* INSTRUCTION
Word for word, print each line of the listing below; pictures stay out.

(Data items)
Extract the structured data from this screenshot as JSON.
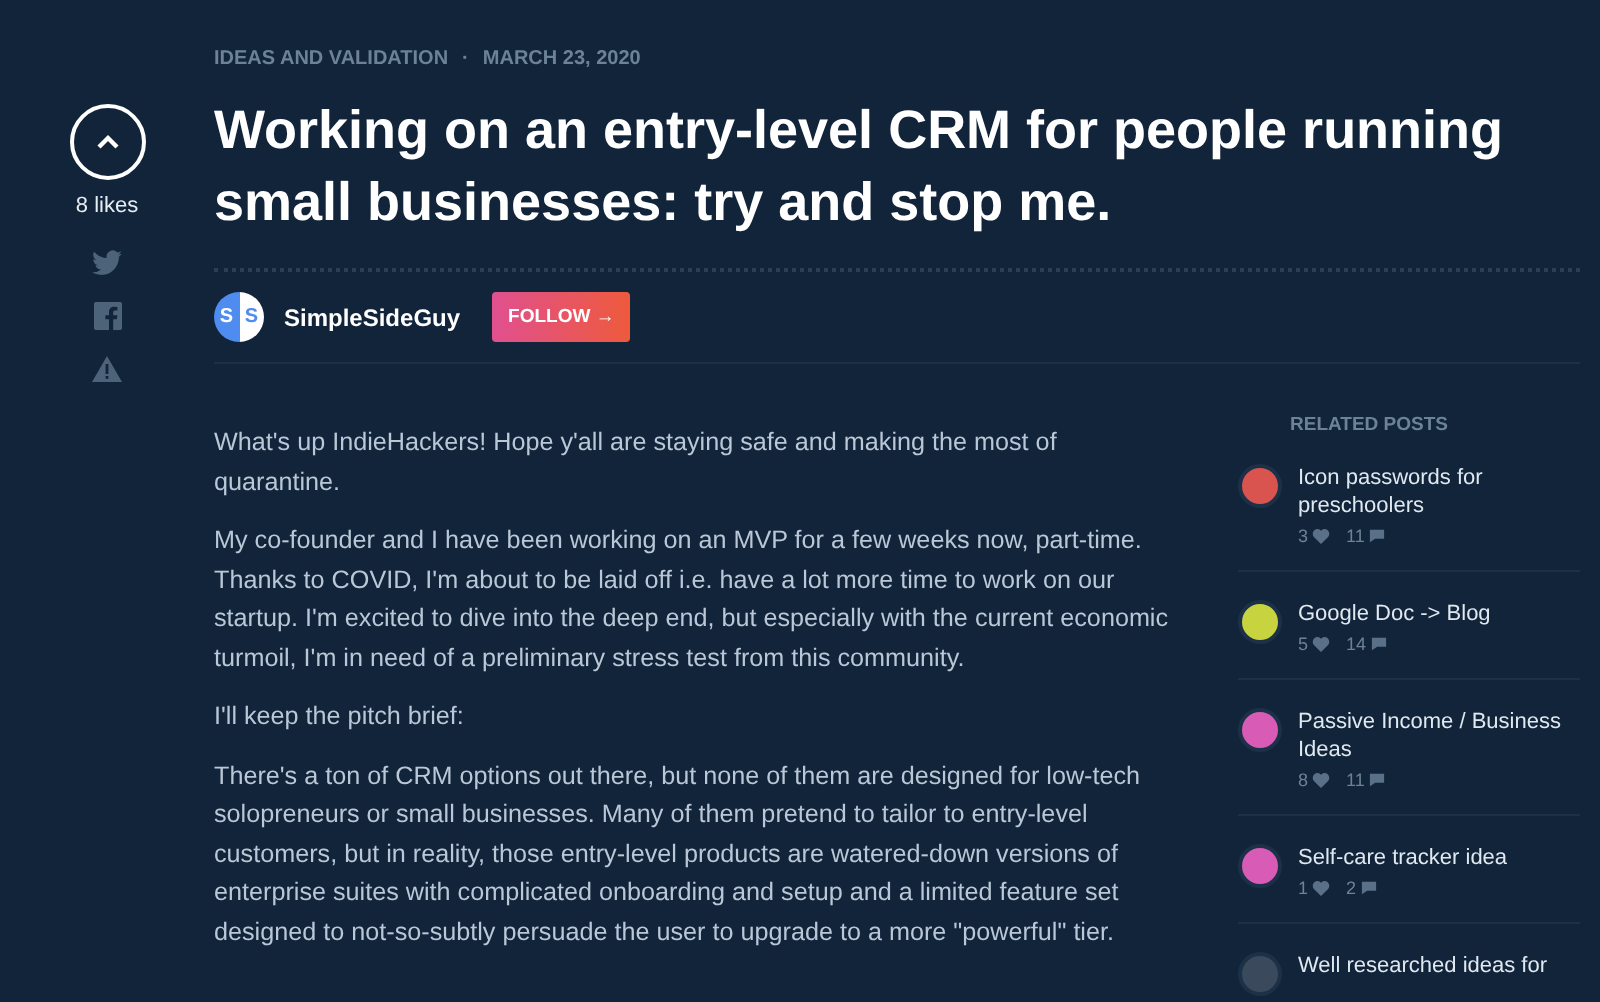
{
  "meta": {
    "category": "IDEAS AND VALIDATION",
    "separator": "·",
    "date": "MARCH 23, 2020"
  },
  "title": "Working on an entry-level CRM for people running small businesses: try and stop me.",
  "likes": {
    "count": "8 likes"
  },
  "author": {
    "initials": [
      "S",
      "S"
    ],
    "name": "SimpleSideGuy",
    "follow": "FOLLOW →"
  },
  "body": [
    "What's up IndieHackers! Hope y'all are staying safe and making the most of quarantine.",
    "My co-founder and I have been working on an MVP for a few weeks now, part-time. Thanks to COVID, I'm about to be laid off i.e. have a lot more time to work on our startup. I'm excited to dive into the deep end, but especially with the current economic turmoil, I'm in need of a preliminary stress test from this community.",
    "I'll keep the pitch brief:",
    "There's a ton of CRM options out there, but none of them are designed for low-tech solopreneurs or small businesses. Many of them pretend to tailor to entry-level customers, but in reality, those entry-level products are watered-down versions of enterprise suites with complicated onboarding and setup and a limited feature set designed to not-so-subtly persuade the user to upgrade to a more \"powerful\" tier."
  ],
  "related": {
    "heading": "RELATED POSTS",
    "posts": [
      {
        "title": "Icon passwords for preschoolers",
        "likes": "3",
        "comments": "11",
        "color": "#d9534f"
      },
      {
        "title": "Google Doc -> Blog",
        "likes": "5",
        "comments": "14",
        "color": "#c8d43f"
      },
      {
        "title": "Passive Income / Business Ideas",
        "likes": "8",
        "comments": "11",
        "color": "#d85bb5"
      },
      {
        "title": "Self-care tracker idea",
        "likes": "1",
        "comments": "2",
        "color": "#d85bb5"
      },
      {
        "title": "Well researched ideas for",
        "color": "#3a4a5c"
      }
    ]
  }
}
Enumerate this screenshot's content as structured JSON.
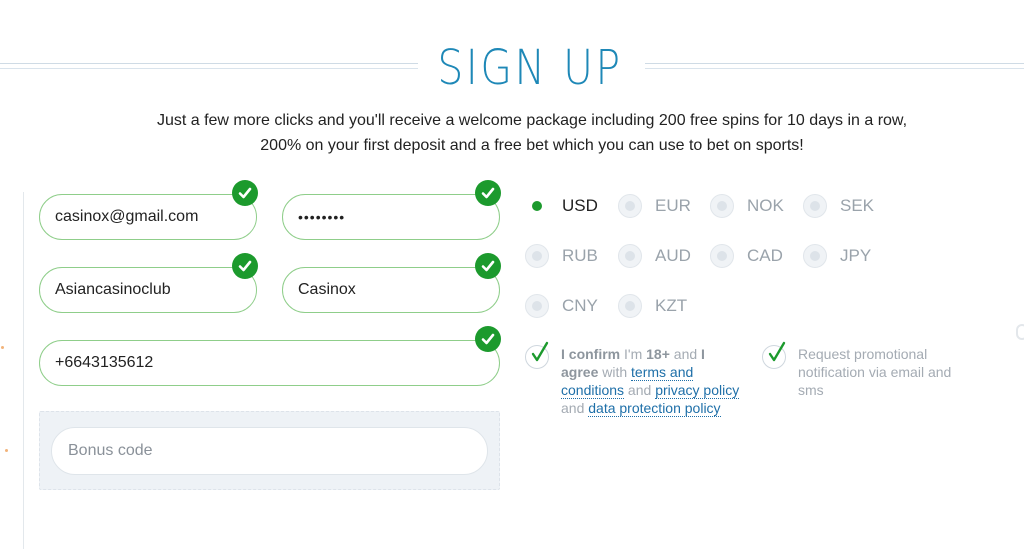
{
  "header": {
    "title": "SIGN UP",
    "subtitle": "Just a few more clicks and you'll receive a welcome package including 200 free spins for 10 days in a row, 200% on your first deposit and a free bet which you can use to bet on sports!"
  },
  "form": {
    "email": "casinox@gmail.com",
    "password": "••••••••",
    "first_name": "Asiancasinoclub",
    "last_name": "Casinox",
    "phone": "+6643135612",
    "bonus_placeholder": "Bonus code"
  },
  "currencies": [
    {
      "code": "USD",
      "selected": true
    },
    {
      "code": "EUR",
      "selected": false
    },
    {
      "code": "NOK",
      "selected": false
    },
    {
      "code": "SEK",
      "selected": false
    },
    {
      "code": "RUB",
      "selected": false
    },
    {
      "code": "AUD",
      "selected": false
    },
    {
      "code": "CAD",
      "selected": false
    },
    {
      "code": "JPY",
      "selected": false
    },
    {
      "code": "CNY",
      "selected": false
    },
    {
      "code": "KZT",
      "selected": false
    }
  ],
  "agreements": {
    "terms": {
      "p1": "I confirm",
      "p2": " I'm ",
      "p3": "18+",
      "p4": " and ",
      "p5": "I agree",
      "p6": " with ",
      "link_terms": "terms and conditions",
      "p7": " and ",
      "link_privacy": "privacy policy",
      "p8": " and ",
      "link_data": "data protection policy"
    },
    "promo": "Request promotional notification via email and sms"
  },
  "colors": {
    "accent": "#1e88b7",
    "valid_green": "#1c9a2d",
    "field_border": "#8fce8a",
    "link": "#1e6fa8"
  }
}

* EXERCISE RESPONSE
Extract the structured data from this screenshot as JSON.
{
  "meta": {
    "category": "IDEAS AND VALIDATION",
    "separator": "·",
    "date": "MARCH 23, 2020"
  },
  "title": "Working on an entry-level CRM for people running small businesses: try and stop me.",
  "likes": {
    "count": "8 likes"
  },
  "author": {
    "initials": [
      "S",
      "S"
    ],
    "name": "SimpleSideGuy",
    "follow": "FOLLOW →"
  },
  "body": [
    "What's up IndieHackers! Hope y'all are staying safe and making the most of quarantine.",
    "My co-founder and I have been working on an MVP for a few weeks now, part-time. Thanks to COVID, I'm about to be laid off i.e. have a lot more time to work on our startup. I'm excited to dive into the deep end, but especially with the current economic turmoil, I'm in need of a preliminary stress test from this community.",
    "I'll keep the pitch brief:",
    "There's a ton of CRM options out there, but none of them are designed for low-tech solopreneurs or small businesses. Many of them pretend to tailor to entry-level customers, but in reality, those entry-level products are watered-down versions of enterprise suites with complicated onboarding and setup and a limited feature set designed to not-so-subtly persuade the user to upgrade to a more \"powerful\" tier."
  ],
  "related": {
    "heading": "RELATED POSTS",
    "posts": [
      {
        "title": "Icon passwords for preschoolers",
        "likes": "3",
        "comments": "11",
        "color": "#d9534f"
      },
      {
        "title": "Google Doc -> Blog",
        "likes": "5",
        "comments": "14",
        "color": "#c8d43f"
      },
      {
        "title": "Passive Income / Business Ideas",
        "likes": "8",
        "comments": "11",
        "color": "#d85bb5"
      },
      {
        "title": "Self-care tracker idea",
        "likes": "1",
        "comments": "2",
        "color": "#d85bb5"
      },
      {
        "title": "Well researched ideas for",
        "color": "#3a4a5c"
      }
    ]
  }
}
Enumerate this screenshot's content as structured JSON.
{
  "header": {
    "title": "SIGN UP",
    "subtitle": "Just a few more clicks and you'll receive a welcome package including 200 free spins for 10 days in a row, 200% on your first deposit and a free bet which you can use to bet on sports!"
  },
  "form": {
    "email": "casinox@gmail.com",
    "password": "••••••••",
    "first_name": "Asiancasinoclub",
    "last_name": "Casinox",
    "phone": "+6643135612",
    "bonus_placeholder": "Bonus code"
  },
  "currencies": [
    {
      "code": "USD",
      "selected": true
    },
    {
      "code": "EUR",
      "selected": false
    },
    {
      "code": "NOK",
      "selected": false
    },
    {
      "code": "SEK",
      "selected": false
    },
    {
      "code": "RUB",
      "selected": false
    },
    {
      "code": "AUD",
      "selected": false
    },
    {
      "code": "CAD",
      "selected": false
    },
    {
      "code": "JPY",
      "selected": false
    },
    {
      "code": "CNY",
      "selected": false
    },
    {
      "code": "KZT",
      "selected": false
    }
  ],
  "agreements": {
    "terms": {
      "p1": "I confirm",
      "p2": " I'm ",
      "p3": "18+",
      "p4": " and ",
      "p5": "I agree",
      "p6": " with ",
      "link_terms": "terms and conditions",
      "p7": " and ",
      "link_privacy": "privacy policy",
      "p8": " and ",
      "link_data": "data protection policy"
    },
    "promo": "Request promotional notification via email and sms"
  },
  "colors": {
    "accent": "#1e88b7",
    "valid_green": "#1c9a2d",
    "field_border": "#8fce8a",
    "link": "#1e6fa8"
  }
}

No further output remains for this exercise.